Task goal —
Each record below should be repeated precisely as written.

-*-*-

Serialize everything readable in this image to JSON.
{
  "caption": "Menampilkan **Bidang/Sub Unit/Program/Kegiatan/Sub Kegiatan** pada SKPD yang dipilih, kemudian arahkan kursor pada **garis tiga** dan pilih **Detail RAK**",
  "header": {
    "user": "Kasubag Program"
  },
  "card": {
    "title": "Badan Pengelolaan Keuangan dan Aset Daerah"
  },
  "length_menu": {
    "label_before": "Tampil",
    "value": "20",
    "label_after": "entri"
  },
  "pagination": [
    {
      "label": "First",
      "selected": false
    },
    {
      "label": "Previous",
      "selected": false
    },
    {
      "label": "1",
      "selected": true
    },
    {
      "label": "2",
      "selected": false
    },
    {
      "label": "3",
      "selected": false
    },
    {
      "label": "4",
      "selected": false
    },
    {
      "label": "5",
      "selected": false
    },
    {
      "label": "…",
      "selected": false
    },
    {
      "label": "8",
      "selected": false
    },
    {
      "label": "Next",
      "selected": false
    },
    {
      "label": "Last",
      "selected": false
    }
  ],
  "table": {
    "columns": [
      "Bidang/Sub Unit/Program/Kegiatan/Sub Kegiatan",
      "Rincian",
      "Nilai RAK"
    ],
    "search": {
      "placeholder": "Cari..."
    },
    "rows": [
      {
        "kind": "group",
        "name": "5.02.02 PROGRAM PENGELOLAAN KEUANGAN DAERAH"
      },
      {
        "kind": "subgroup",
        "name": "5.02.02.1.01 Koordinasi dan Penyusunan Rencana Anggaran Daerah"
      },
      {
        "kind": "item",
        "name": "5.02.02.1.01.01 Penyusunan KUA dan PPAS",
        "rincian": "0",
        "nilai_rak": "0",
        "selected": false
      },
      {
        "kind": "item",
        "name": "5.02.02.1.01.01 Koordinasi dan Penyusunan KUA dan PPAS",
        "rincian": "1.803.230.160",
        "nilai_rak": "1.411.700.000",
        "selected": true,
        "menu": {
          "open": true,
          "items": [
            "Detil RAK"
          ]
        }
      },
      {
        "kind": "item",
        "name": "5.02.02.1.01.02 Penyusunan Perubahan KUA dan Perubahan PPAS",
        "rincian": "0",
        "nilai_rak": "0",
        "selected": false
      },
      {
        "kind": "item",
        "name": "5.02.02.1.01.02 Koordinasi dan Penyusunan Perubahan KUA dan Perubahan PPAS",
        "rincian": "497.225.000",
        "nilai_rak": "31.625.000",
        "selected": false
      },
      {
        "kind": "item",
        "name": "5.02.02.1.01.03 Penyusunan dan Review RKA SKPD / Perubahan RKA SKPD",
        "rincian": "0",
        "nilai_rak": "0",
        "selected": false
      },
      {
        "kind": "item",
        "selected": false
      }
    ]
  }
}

-*-*-

Answer to this problem —
Serialize everything readable in this image to JSON.
{
  "caption": "Menampilkan **Bidang/Sub Unit/Program/Kegiatan/Sub Kegiatan** pada SKPD yang dipilih, kemudian arahkan kursor pada **garis tiga** dan pilih **Detail RAK**",
  "header": {
    "user": "Kasubag Program"
  },
  "card": {
    "title": "Badan Pengelolaan Keuangan dan Aset Daerah"
  },
  "length_menu": {
    "label_before": "Tampil",
    "value": "20",
    "label_after": "entri"
  },
  "pagination": [
    {
      "label": "First",
      "selected": false
    },
    {
      "label": "Previous",
      "selected": false
    },
    {
      "label": "1",
      "selected": true
    },
    {
      "label": "2",
      "selected": false
    },
    {
      "label": "3",
      "selected": false
    },
    {
      "label": "4",
      "selected": false
    },
    {
      "label": "5",
      "selected": false
    },
    {
      "label": "…",
      "selected": false
    },
    {
      "label": "8",
      "selected": false
    },
    {
      "label": "Next",
      "selected": false
    },
    {
      "label": "Last",
      "selected": false
    }
  ],
  "table": {
    "columns": [
      "Bidang/Sub Unit/Program/Kegiatan/Sub Kegiatan",
      "Rincian",
      "Nilai RAK"
    ],
    "search": {
      "placeholder": "Cari..."
    },
    "rows": [
      {
        "kind": "group",
        "name": "5.02.02 PROGRAM PENGELOLAAN KEUANGAN DAERAH"
      },
      {
        "kind": "subgroup",
        "name": "5.02.02.1.01 Koordinasi dan Penyusunan Rencana Anggaran Daerah"
      },
      {
        "kind": "item",
        "name": "5.02.02.1.01.01 Penyusunan KUA dan PPAS",
        "rincian": "0",
        "nilai_rak": "0",
        "selected": false
      },
      {
        "kind": "item",
        "name": "5.02.02.1.01.01 Koordinasi dan Penyusunan KUA dan PPAS",
        "rincian": "1.803.230.160",
        "nilai_rak": "1.411.700.000",
        "selected": true,
        "menu": {
          "open": true,
          "items": [
            "Detil RAK"
          ]
        }
      },
      {
        "kind": "item",
        "name": "5.02.02.1.01.02 Penyusunan Perubahan KUA dan Perubahan PPAS",
        "rincian": "0",
        "nilai_rak": "0",
        "selected": false
      },
      {
        "kind": "item",
        "name": "5.02.02.1.01.02 Koordinasi dan Penyusunan Perubahan KUA dan Perubahan PPAS",
        "rincian": "497.225.000",
        "nilai_rak": "31.625.000",
        "selected": false
      },
      {
        "kind": "item",
        "name": "5.02.02.1.01.03 Penyusunan dan Review RKA SKPD / Perubahan RKA SKPD",
        "rincian": "0",
        "nilai_rak": "0",
        "selected": false
      },
      {
        "kind": "item",
        "selected": false
      }
    ]
  }
}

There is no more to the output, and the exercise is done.